PROVIDED RECORDS »
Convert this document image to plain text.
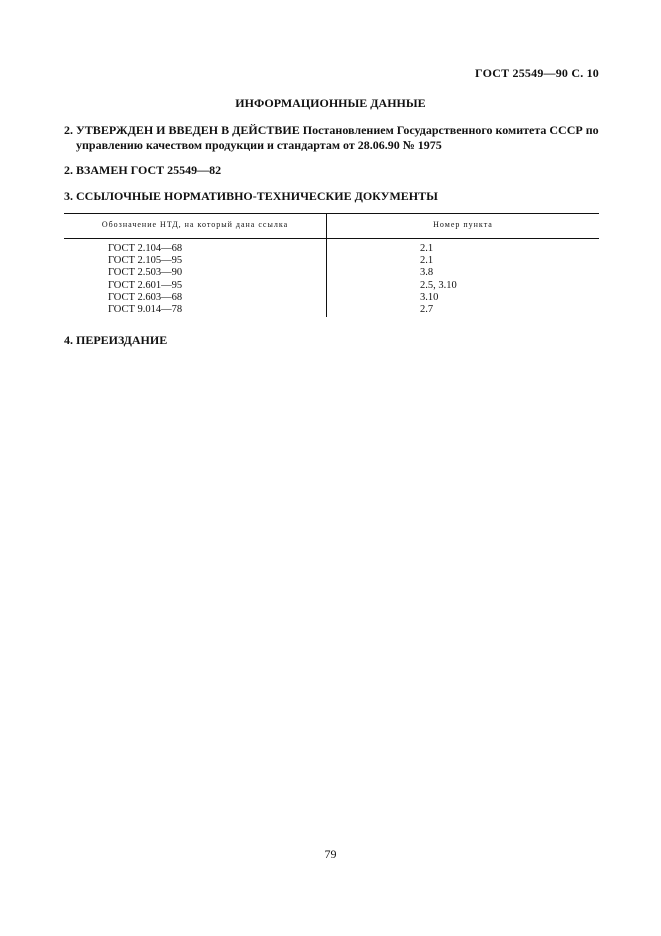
ГОСТ 25549—90 С. 10
ИНФОРМАЦИОННЫЕ ДАННЫЕ
2. УТВЕРЖДЕН И ВВЕДЕН В ДЕЙСТВИЕ Постановлением Государственного комитета СССР по
управлению качеством продукции и стандартам от 28.06.90 № 1975
2. ВЗАМЕН ГОСТ 25549—82
3. ССЫЛОЧНЫЕ НОРМАТИВНО-ТЕХНИЧЕСКИЕ ДОКУМЕНТЫ
Обозначение НТД, на который дана ссылка	Номер пункта
ГОСТ 2.104—68
ГОСТ 2.105—95
ГОСТ 2.503—90
ГОСТ 2.601—95
ГОСТ 2.603—68
ГОСТ 9.014—78
2.1
2.1
3.8
2.5, 3.10
3.10
2.7
4. ПЕРЕИЗДАНИЕ
79
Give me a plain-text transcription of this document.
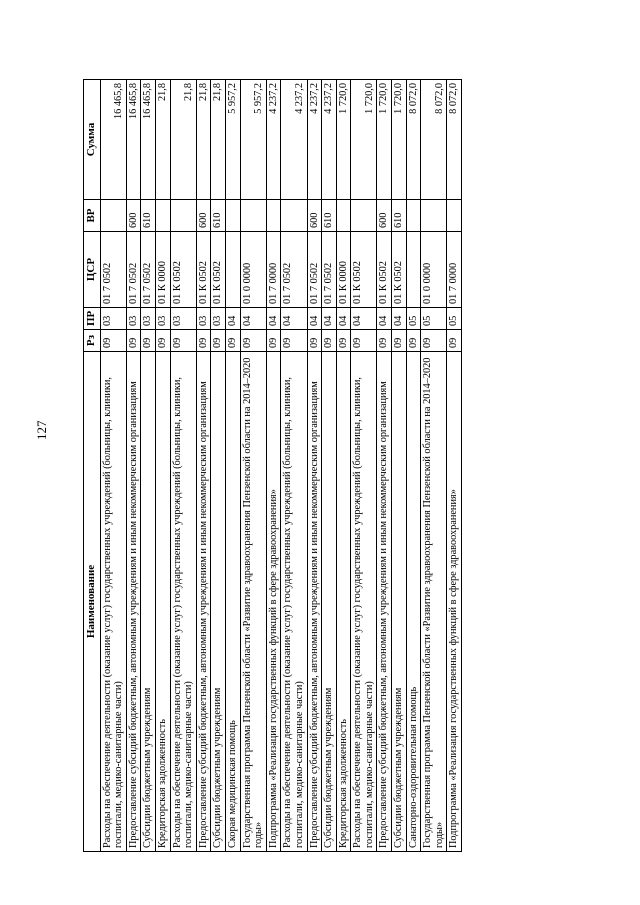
127
Наименование	Рз	ПР	ЦСР	ВР	Сумма
Расходы на обеспечение деятельности (оказание услуг) государственных учреждений (больницы, клиники, госпитали, медико-санитарные части)	09	03	01 7 0502		16 465,8
Предоставление субсидий бюджетным, автономным учреждениям и иным некоммерческим организациям	09	03	01 7 0502	600	16 465,8
Субсидии бюджетным учреждениям	09	03	01 7 0502	610	16 465,8
Кредиторская задолженность	09	03	01 К 0000		21,8
Расходы на обеспечение деятельности (оказание услуг) государственных учреждений (больницы, клиники, госпитали, медико-санитарные части)	09	03	01 К 0502		21,8
Предоставление субсидий бюджетным, автономным учреждениям и иным некоммерческим организациям	09	03	01 К 0502	600	21,8
Субсидии бюджетным учреждениям	09	03	01 К 0502	610	21,8
Скорая медицинская помощь	09	04			5 957,2
Государственная программа Пензенской области «Развитие здравоохранения Пензенской области на 2014–2020 годы»	09	04	01 0 0000		5 957,2
Подпрограмма «Реализация государственных функций в сфере здравоохранения»	09	04	01 7 0000		4 237,2
Расходы на обеспечение деятельности (оказание услуг) государственных учреждений (больницы, клиники, госпитали, медико-санитарные части)	09	04	01 7 0502		4 237,2
Предоставление субсидий бюджетным, автономным учреждениям и иным некоммерческим организациям	09	04	01 7 0502	600	4 237,2
Субсидии бюджетным учреждениям	09	04	01 7 0502	610	4 237,2
Кредиторская задолженность	09	04	01 К 0000		1 720,0
Расходы на обеспечение деятельности (оказание услуг) государственных учреждений (больницы, клиники, госпитали, медико-санитарные части)	09	04	01 К 0502		1 720,0
Предоставление субсидий бюджетным, автономным учреждениям и иным некоммерческим организациям	09	04	01 К 0502	600	1 720,0
Субсидии бюджетным учреждениям	09	04	01 К 0502	610	1 720,0
Санаторно-оздоровительная помощь	09	05			8 072,0
Государственная программа Пензенской области «Развитие здравоохранения Пензенской области на 2014–2020 годы»	09	05	01 0 0000		8 072,0
Подпрограмма «Реализация государственных функций в сфере здравоохранения»	09	05	01 7 0000		8 072,0
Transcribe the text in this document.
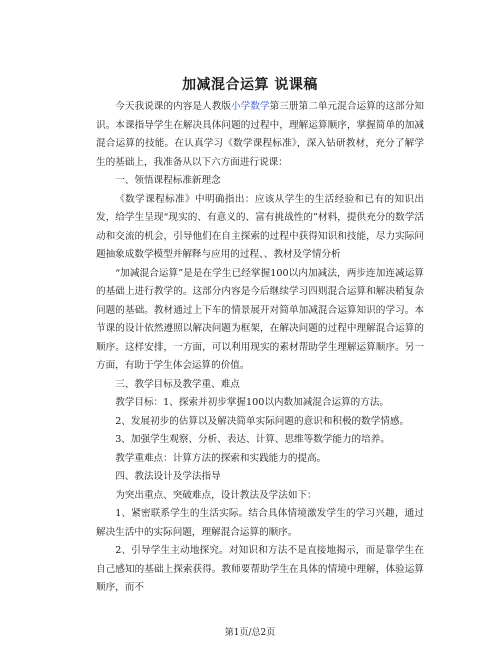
加减混合运算 说课稿

今天我说课的内容是人教版小学数学第三册第二单元混合运算的这部分知识。本课指导学生在解决具体问题的过程中，理解运算顺序，掌握简单的加减混合运算的技能。在认真学习《数学课程标准》，深入钻研教材，充分了解学生的基础上，我准备从以下六方面进行说课：

一、领悟课程标准新理念

《数学课程标准》中明确指出：应该从学生的生活经验和已有的知识出发，给学生呈现“现实的、有意义的、富有挑战性的”材料，提供充分的数学活动和交流的机会，引导他们在自主探索的过程中获得知识和技能，尽力实际问题抽象成数学模型并解释与应用的过程、、教材及学情分析

“加减混合运算”是是在学生已经掌握100以内加减法，两步连加连减运算的基础上进行教学的。这部分内容是今后继续学习四则混合运算和解决稍复杂问题的基础。教材通过上下车的情景展开对简单加减混合运算知识的学习。本节课的设计依然遵照以解决问题为框架，在解决问题的过程中理解混合运算的顺序。这样安排，一方面，可以利用现实的素材帮助学生理解运算顺序。另一方面，有助于学生体会运算的价值。

三、教学目标及教学重、难点

教学目标：1、探索并初步掌握100以内数加减混合运算的方法。

2、发展初步的估算以及解决简单实际问题的意识和积极的数学情感。

3、加强学生观察、分析、表达、计算、思维等数学能力的培养。

教学重难点：计算方法的探索和实践能力的提高。

四、教法设计及学法指导

为突出重点、突破难点，设计教法及学法如下：

1、紧密联系学生的生活实际。结合具体情境激发学生的学习兴趣，通过解决生活中的实际问题，理解混合运算的顺序。

2、引导学生主动地探究。对知识和方法不是直接地揭示，而是靠学生在自己感知的基础上探索获得。教师要帮助学生在具体的情境中理解，体验运算顺序，而不

第1页/总2页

GIVEN EXERCISE » Reproduce the full material exactly, excluding the pictures.

COMPLETED TASK »
Convert this document image to plain text.
ГОСТ 25549—90 С. 10
ИНФОРМАЦИОННЫЕ ДАННЫЕ
2. УТВЕРЖДЕН И ВВЕДЕН В ДЕЙСТВИЕ Постановлением Государственного комитета СССР по
управлению качеством продукции и стандартам от 28.06.90 № 1975
2. ВЗАМЕН ГОСТ 25549—82
3. ССЫЛОЧНЫЕ НОРМАТИВНО-ТЕХНИЧЕСКИЕ ДОКУМЕНТЫ
Обозначение НТД, на который дана ссылка	Номер пункта
ГОСТ 2.104—68
ГОСТ 2.105—95
ГОСТ 2.503—90
ГОСТ 2.601—95
ГОСТ 2.603—68
ГОСТ 9.014—78
2.1
2.1
3.8
2.5, 3.10
3.10
2.7
4. ПЕРЕИЗДАНИЕ
79
Give me a plain-text transcription of this document.
127
Наименование	Рз	ПР	ЦСР	ВР	Сумма
Расходы на обеспечение деятельности (оказание услуг) государственных учреждений (больницы, клиники, госпитали, медико-санитарные части)	09	03	01 7 0502		16 465,8
Предоставление субсидий бюджетным, автономным учреждениям и иным некоммерческим организациям	09	03	01 7 0502	600	16 465,8
Субсидии бюджетным учреждениям	09	03	01 7 0502	610	16 465,8
Кредиторская задолженность	09	03	01 К 0000		21,8
Расходы на обеспечение деятельности (оказание услуг) государственных учреждений (больницы, клиники, госпитали, медико-санитарные части)	09	03	01 К 0502		21,8
Предоставление субсидий бюджетным, автономным учреждениям и иным некоммерческим организациям	09	03	01 К 0502	600	21,8
Субсидии бюджетным учреждениям	09	03	01 К 0502	610	21,8
Скорая медицинская помощь	09	04			5 957,2
Государственная программа Пензенской области «Развитие здравоохранения Пензенской области на 2014–2020 годы»	09	04	01 0 0000		5 957,2
Подпрограмма «Реализация государственных функций в сфере здравоохранения»	09	04	01 7 0000		4 237,2
Расходы на обеспечение деятельности (оказание услуг) государственных учреждений (больницы, клиники, госпитали, медико-санитарные части)	09	04	01 7 0502		4 237,2
Предоставление субсидий бюджетным, автономным учреждениям и иным некоммерческим организациям	09	04	01 7 0502	600	4 237,2
Субсидии бюджетным учреждениям	09	04	01 7 0502	610	4 237,2
Кредиторская задолженность	09	04	01 К 0000		1 720,0
Расходы на обеспечение деятельности (оказание услуг) государственных учреждений (больницы, клиники, госпитали, медико-санитарные части)	09	04	01 К 0502		1 720,0
Предоставление субсидий бюджетным, автономным учреждениям и иным некоммерческим организациям	09	04	01 К 0502	600	1 720,0
Субсидии бюджетным учреждениям	09	04	01 К 0502	610	1 720,0
Санаторно-оздоровительная помощь	09	05			8 072,0
Государственная программа Пензенской области «Развитие здравоохранения Пензенской области на 2014–2020 годы»	09	05	01 0 0000		8 072,0
Подпрограмма «Реализация государственных функций в сфере здравоохранения»	09	05	01 7 0000		8 072,0
Transcribe the text in this document.
加减混合运算 说课稿

今天我说课的内容是人教版小学数学第三册第二单元混合运算的这部分知识。本课指导学生在解决具体问题的过程中，理解运算顺序，掌握简单的加减混合运算的技能。在认真学习《数学课程标准》，深入钻研教材，充分了解学生的基础上，我准备从以下六方面进行说课：

一、领悟课程标准新理念

《数学课程标准》中明确指出：应该从学生的生活经验和已有的知识出发，给学生呈现“现实的、有意义的、富有挑战性的”材料，提供充分的数学活动和交流的机会，引导他们在自主探索的过程中获得知识和技能，尽力实际问题抽象成数学模型并解释与应用的过程、、教材及学情分析

“加减混合运算”是是在学生已经掌握100以内加减法，两步连加连减运算的基础上进行教学的。这部分内容是今后继续学习四则混合运算和解决稍复杂问题的基础。教材通过上下车的情景展开对简单加减混合运算知识的学习。本节课的设计依然遵照以解决问题为框架，在解决问题的过程中理解混合运算的顺序。这样安排，一方面，可以利用现实的素材帮助学生理解运算顺序。另一方面，有助于学生体会运算的价值。

三、教学目标及教学重、难点

教学目标：1、探索并初步掌握100以内数加减混合运算的方法。

2、发展初步的估算以及解决简单实际问题的意识和积极的数学情感。

3、加强学生观察、分析、表达、计算、思维等数学能力的培养。

教学重难点：计算方法的探索和实践能力的提高。

四、教法设计及学法指导

为突出重点、突破难点，设计教法及学法如下：

1、紧密联系学生的生活实际。结合具体情境激发学生的学习兴趣，通过解决生活中的实际问题，理解混合运算的顺序。

2、引导学生主动地探究。对知识和方法不是直接地揭示，而是靠学生在自己感知的基础上探索获得。教师要帮助学生在具体的情境中理解，体验运算顺序，而不

第1页/总2页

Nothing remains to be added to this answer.